■ Stated problem:
Please transcribe the listing below in full and word for word, without its pictures.

**** Material to process

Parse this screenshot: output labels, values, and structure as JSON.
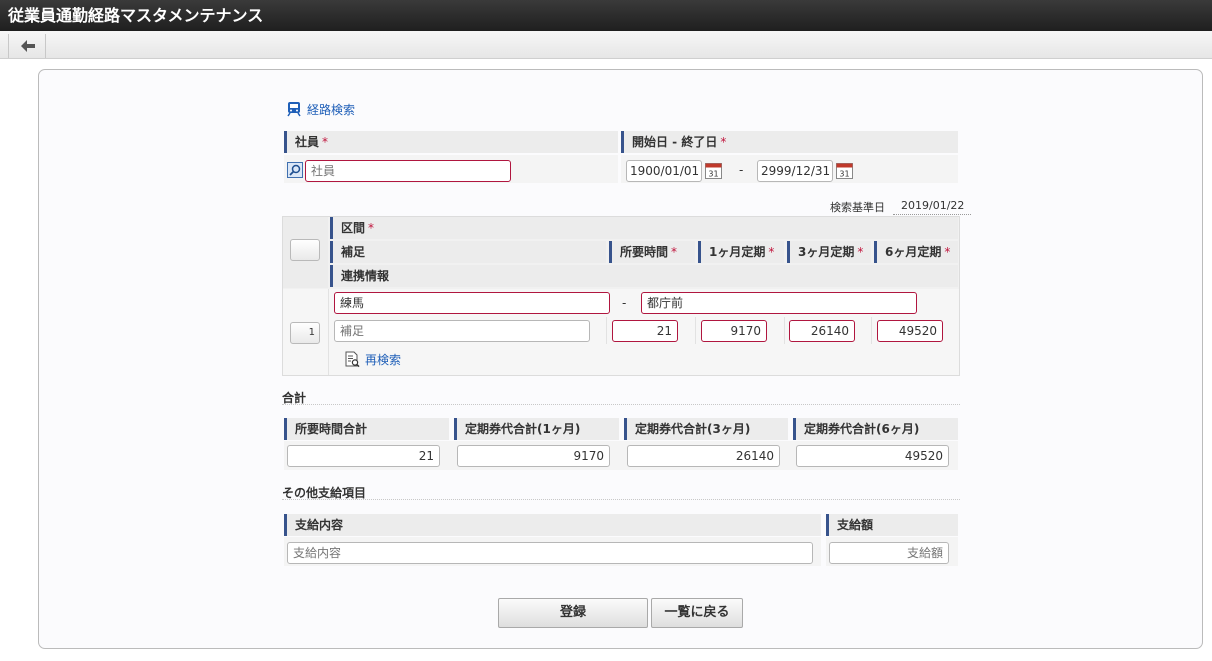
{
  "app": {
    "title": "従業員通勤経路マスタメンテナンス"
  },
  "search": {
    "link_label": "経路検索"
  },
  "employee": {
    "header": "社員",
    "required": "*",
    "placeholder": "社員"
  },
  "period": {
    "header": "開始日 - 終了日",
    "required": "*",
    "start": "1900/01/01",
    "separator": "-",
    "end": "2999/12/31"
  },
  "search_date": {
    "label": "検索基準日",
    "value": "2019/01/22"
  },
  "route_table": {
    "headers": {
      "section": "区間",
      "note": "補足",
      "time": "所要時間",
      "month1": "1ヶ月定期",
      "month3": "3ヶ月定期",
      "month6": "6ヶ月定期",
      "link_info": "連携情報"
    },
    "required": "*",
    "row": {
      "index": "1",
      "from": "練馬",
      "dash": "-",
      "to": "都庁前",
      "note_placeholder": "補足",
      "time": "21",
      "month1": "9170",
      "month3": "26140",
      "month6": "49520",
      "research_label": "再検索"
    }
  },
  "totals": {
    "section_title": "合計",
    "headers": {
      "time": "所要時間合計",
      "m1": "定期券代合計(1ヶ月)",
      "m3": "定期券代合計(3ヶ月)",
      "m6": "定期券代合計(6ヶ月)"
    },
    "values": {
      "time": "21",
      "m1": "9170",
      "m3": "26140",
      "m6": "49520"
    }
  },
  "other": {
    "section_title": "その他支給項目",
    "headers": {
      "content": "支給内容",
      "amount": "支給額"
    },
    "placeholders": {
      "content": "支給内容",
      "amount": "支給額"
    }
  },
  "actions": {
    "register": "登録",
    "back": "一覧に戻る"
  },
  "colors": {
    "titlebar": "#2b2b2b",
    "accent": "#37538c",
    "error_border": "#b0163f",
    "link": "#1f5fb8",
    "required": "#c0143c"
  }
}
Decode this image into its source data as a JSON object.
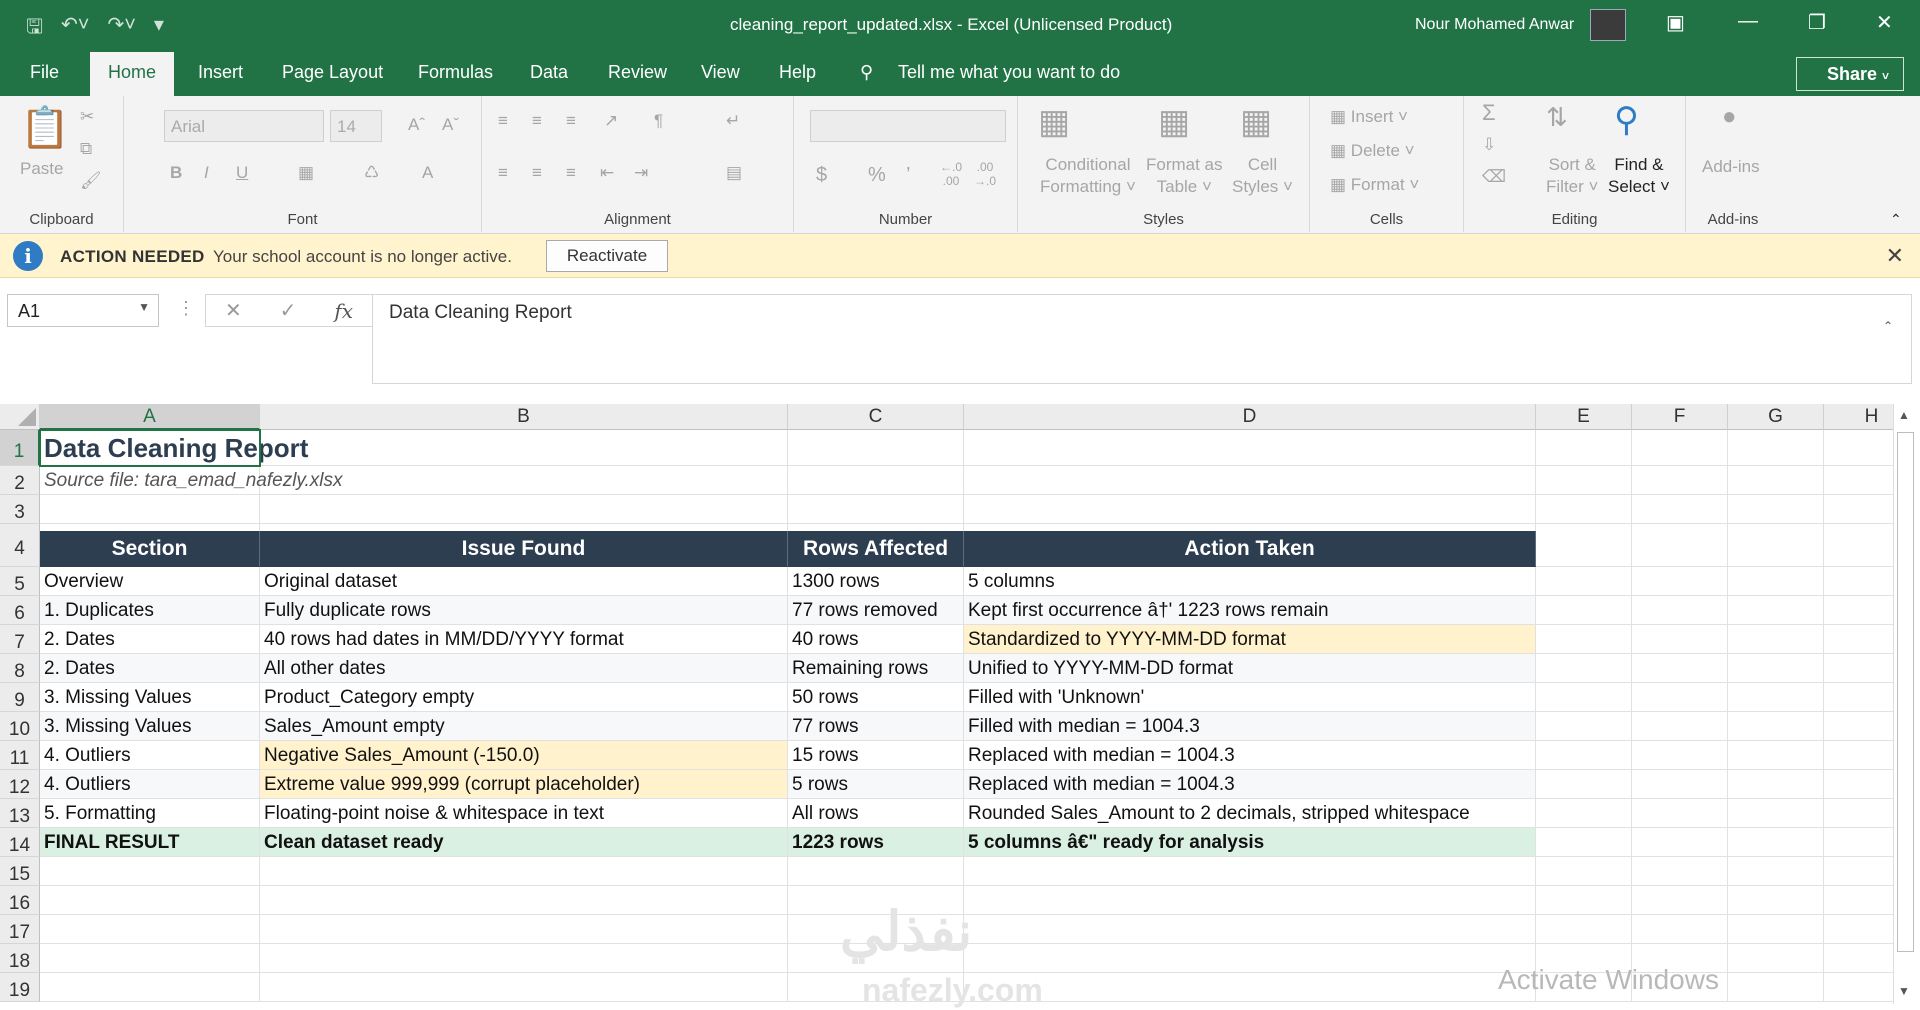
{
  "window": {
    "title": "cleaning_report_updated.xlsx  -  Excel (Unlicensed Product)",
    "user": "Nour Mohamed Anwar",
    "share_label": "Share"
  },
  "tabs": [
    "File",
    "Home",
    "Insert",
    "Page Layout",
    "Formulas",
    "Data",
    "Review",
    "View",
    "Help"
  ],
  "tell_me": "Tell me what you want to do",
  "ribbon": {
    "clipboard": {
      "label": "Clipboard",
      "paste": "Paste"
    },
    "font": {
      "label": "Font",
      "font_name": "Arial",
      "font_size": "14"
    },
    "alignment": {
      "label": "Alignment"
    },
    "number": {
      "label": "Number"
    },
    "styles": {
      "label": "Styles",
      "conditional_1": "Conditional",
      "conditional_2": "Formatting",
      "format_as_1": "Format as",
      "format_as_2": "Table",
      "cell_styles_1": "Cell",
      "cell_styles_2": "Styles"
    },
    "cells": {
      "label": "Cells",
      "insert": "Insert",
      "delete": "Delete",
      "format": "Format"
    },
    "editing": {
      "label": "Editing",
      "sort_1": "Sort &",
      "sort_2": "Filter",
      "find_1": "Find &",
      "find_2": "Select"
    },
    "addins": {
      "label": "Add-ins",
      "addins_btn": "Add-ins"
    }
  },
  "message_bar": {
    "title": "ACTION NEEDED",
    "text": "Your school account is no longer active.",
    "button": "Reactivate"
  },
  "formula_bar": {
    "name_box": "A1",
    "formula": "Data Cleaning Report"
  },
  "sheet": {
    "columns": [
      "A",
      "B",
      "C",
      "D",
      "E",
      "F",
      "G",
      "H"
    ],
    "rows": [
      "1",
      "2",
      "3",
      "4",
      "5",
      "6",
      "7",
      "8",
      "9",
      "10",
      "11",
      "12",
      "13",
      "14",
      "15",
      "16",
      "17",
      "18",
      "19"
    ],
    "title": "Data Cleaning Report",
    "source": "Source file: tara_emad_nafezly.xlsx",
    "headers": [
      "Section",
      "Issue Found",
      "Rows Affected",
      "Action Taken"
    ],
    "data": [
      [
        "Overview",
        "Original dataset",
        "1300 rows",
        "5 columns"
      ],
      [
        "1. Duplicates",
        "Fully duplicate rows",
        "77 rows removed",
        "Kept first occurrence â†' 1223 rows remain"
      ],
      [
        "2. Dates",
        "40 rows had dates in MM/DD/YYYY format",
        "40 rows",
        "Standardized to YYYY-MM-DD format"
      ],
      [
        "2. Dates",
        "All other dates",
        "Remaining rows",
        "Unified to YYYY-MM-DD format"
      ],
      [
        "3. Missing Values",
        "Product_Category empty",
        "50 rows",
        "Filled with 'Unknown'"
      ],
      [
        "3. Missing Values",
        "Sales_Amount empty",
        "77 rows",
        "Filled with median = 1004.3"
      ],
      [
        "4. Outliers",
        "Negative Sales_Amount (-150.0)",
        "15 rows",
        "Replaced with median = 1004.3"
      ],
      [
        "4. Outliers",
        "Extreme value 999,999 (corrupt placeholder)",
        "5 rows",
        "Replaced with median = 1004.3"
      ],
      [
        "5. Formatting",
        "Floating-point noise & whitespace in text",
        "All rows",
        "Rounded Sales_Amount to 2 decimals, stripped whitespace"
      ],
      [
        "FINAL RESULT",
        "Clean dataset ready",
        "1223 rows",
        "5 columns â€\" ready for analysis"
      ]
    ]
  },
  "watermark": "Activate Windows",
  "brand_ar": "نفذلي",
  "brand_en": "nafezly.com",
  "colors": {
    "excel_green": "#217346",
    "header_navy": "#2d3e50",
    "highlight_yellow": "#fff2cc",
    "final_green": "#d9f0e3",
    "message_yellow": "#fff4ce"
  }
}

********

■ Finished exercise:
Parse this screenshot: output labels, values, and structure as JSON.
{
  "app": {
    "title": "従業員通勤経路マスタメンテナンス"
  },
  "search": {
    "link_label": "経路検索"
  },
  "employee": {
    "header": "社員",
    "required": "*",
    "placeholder": "社員"
  },
  "period": {
    "header": "開始日 - 終了日",
    "required": "*",
    "start": "1900/01/01",
    "separator": "-",
    "end": "2999/12/31"
  },
  "search_date": {
    "label": "検索基準日",
    "value": "2019/01/22"
  },
  "route_table": {
    "headers": {
      "section": "区間",
      "note": "補足",
      "time": "所要時間",
      "month1": "1ヶ月定期",
      "month3": "3ヶ月定期",
      "month6": "6ヶ月定期",
      "link_info": "連携情報"
    },
    "required": "*",
    "row": {
      "index": "1",
      "from": "練馬",
      "dash": "-",
      "to": "都庁前",
      "note_placeholder": "補足",
      "time": "21",
      "month1": "9170",
      "month3": "26140",
      "month6": "49520",
      "research_label": "再検索"
    }
  },
  "totals": {
    "section_title": "合計",
    "headers": {
      "time": "所要時間合計",
      "m1": "定期券代合計(1ヶ月)",
      "m3": "定期券代合計(3ヶ月)",
      "m6": "定期券代合計(6ヶ月)"
    },
    "values": {
      "time": "21",
      "m1": "9170",
      "m3": "26140",
      "m6": "49520"
    }
  },
  "other": {
    "section_title": "その他支給項目",
    "headers": {
      "content": "支給内容",
      "amount": "支給額"
    },
    "placeholders": {
      "content": "支給内容",
      "amount": "支給額"
    }
  },
  "actions": {
    "register": "登録",
    "back": "一覧に戻る"
  },
  "colors": {
    "titlebar": "#2b2b2b",
    "accent": "#37538c",
    "error_border": "#b0163f",
    "link": "#1f5fb8",
    "required": "#c0143c"
  }
}
Decode this image into its source data as a JSON object.
{
  "window": {
    "title": "cleaning_report_updated.xlsx  -  Excel (Unlicensed Product)",
    "user": "Nour Mohamed Anwar",
    "share_label": "Share"
  },
  "tabs": [
    "File",
    "Home",
    "Insert",
    "Page Layout",
    "Formulas",
    "Data",
    "Review",
    "View",
    "Help"
  ],
  "tell_me": "Tell me what you want to do",
  "ribbon": {
    "clipboard": {
      "label": "Clipboard",
      "paste": "Paste"
    },
    "font": {
      "label": "Font",
      "font_name": "Arial",
      "font_size": "14"
    },
    "alignment": {
      "label": "Alignment"
    },
    "number": {
      "label": "Number"
    },
    "styles": {
      "label": "Styles",
      "conditional_1": "Conditional",
      "conditional_2": "Formatting",
      "format_as_1": "Format as",
      "format_as_2": "Table",
      "cell_styles_1": "Cell",
      "cell_styles_2": "Styles"
    },
    "cells": {
      "label": "Cells",
      "insert": "Insert",
      "delete": "Delete",
      "format": "Format"
    },
    "editing": {
      "label": "Editing",
      "sort_1": "Sort &",
      "sort_2": "Filter",
      "find_1": "Find &",
      "find_2": "Select"
    },
    "addins": {
      "label": "Add-ins",
      "addins_btn": "Add-ins"
    }
  },
  "message_bar": {
    "title": "ACTION NEEDED",
    "text": "Your school account is no longer active.",
    "button": "Reactivate"
  },
  "formula_bar": {
    "name_box": "A1",
    "formula": "Data Cleaning Report"
  },
  "sheet": {
    "columns": [
      "A",
      "B",
      "C",
      "D",
      "E",
      "F",
      "G",
      "H"
    ],
    "rows": [
      "1",
      "2",
      "3",
      "4",
      "5",
      "6",
      "7",
      "8",
      "9",
      "10",
      "11",
      "12",
      "13",
      "14",
      "15",
      "16",
      "17",
      "18",
      "19"
    ],
    "title": "Data Cleaning Report",
    "source": "Source file: tara_emad_nafezly.xlsx",
    "headers": [
      "Section",
      "Issue Found",
      "Rows Affected",
      "Action Taken"
    ],
    "data": [
      [
        "Overview",
        "Original dataset",
        "1300 rows",
        "5 columns"
      ],
      [
        "1. Duplicates",
        "Fully duplicate rows",
        "77 rows removed",
        "Kept first occurrence â†' 1223 rows remain"
      ],
      [
        "2. Dates",
        "40 rows had dates in MM/DD/YYYY format",
        "40 rows",
        "Standardized to YYYY-MM-DD format"
      ],
      [
        "2. Dates",
        "All other dates",
        "Remaining rows",
        "Unified to YYYY-MM-DD format"
      ],
      [
        "3. Missing Values",
        "Product_Category empty",
        "50 rows",
        "Filled with 'Unknown'"
      ],
      [
        "3. Missing Values",
        "Sales_Amount empty",
        "77 rows",
        "Filled with median = 1004.3"
      ],
      [
        "4. Outliers",
        "Negative Sales_Amount (-150.0)",
        "15 rows",
        "Replaced with median = 1004.3"
      ],
      [
        "4. Outliers",
        "Extreme value 999,999 (corrupt placeholder)",
        "5 rows",
        "Replaced with median = 1004.3"
      ],
      [
        "5. Formatting",
        "Floating-point noise & whitespace in text",
        "All rows",
        "Rounded Sales_Amount to 2 decimals, stripped whitespace"
      ],
      [
        "FINAL RESULT",
        "Clean dataset ready",
        "1223 rows",
        "5 columns â€\" ready for analysis"
      ]
    ]
  },
  "watermark": "Activate Windows",
  "brand_ar": "نفذلي",
  "brand_en": "nafezly.com",
  "colors": {
    "excel_green": "#217346",
    "header_navy": "#2d3e50",
    "highlight_yellow": "#fff2cc",
    "final_green": "#d9f0e3",
    "message_yellow": "#fff4ce"
  }
}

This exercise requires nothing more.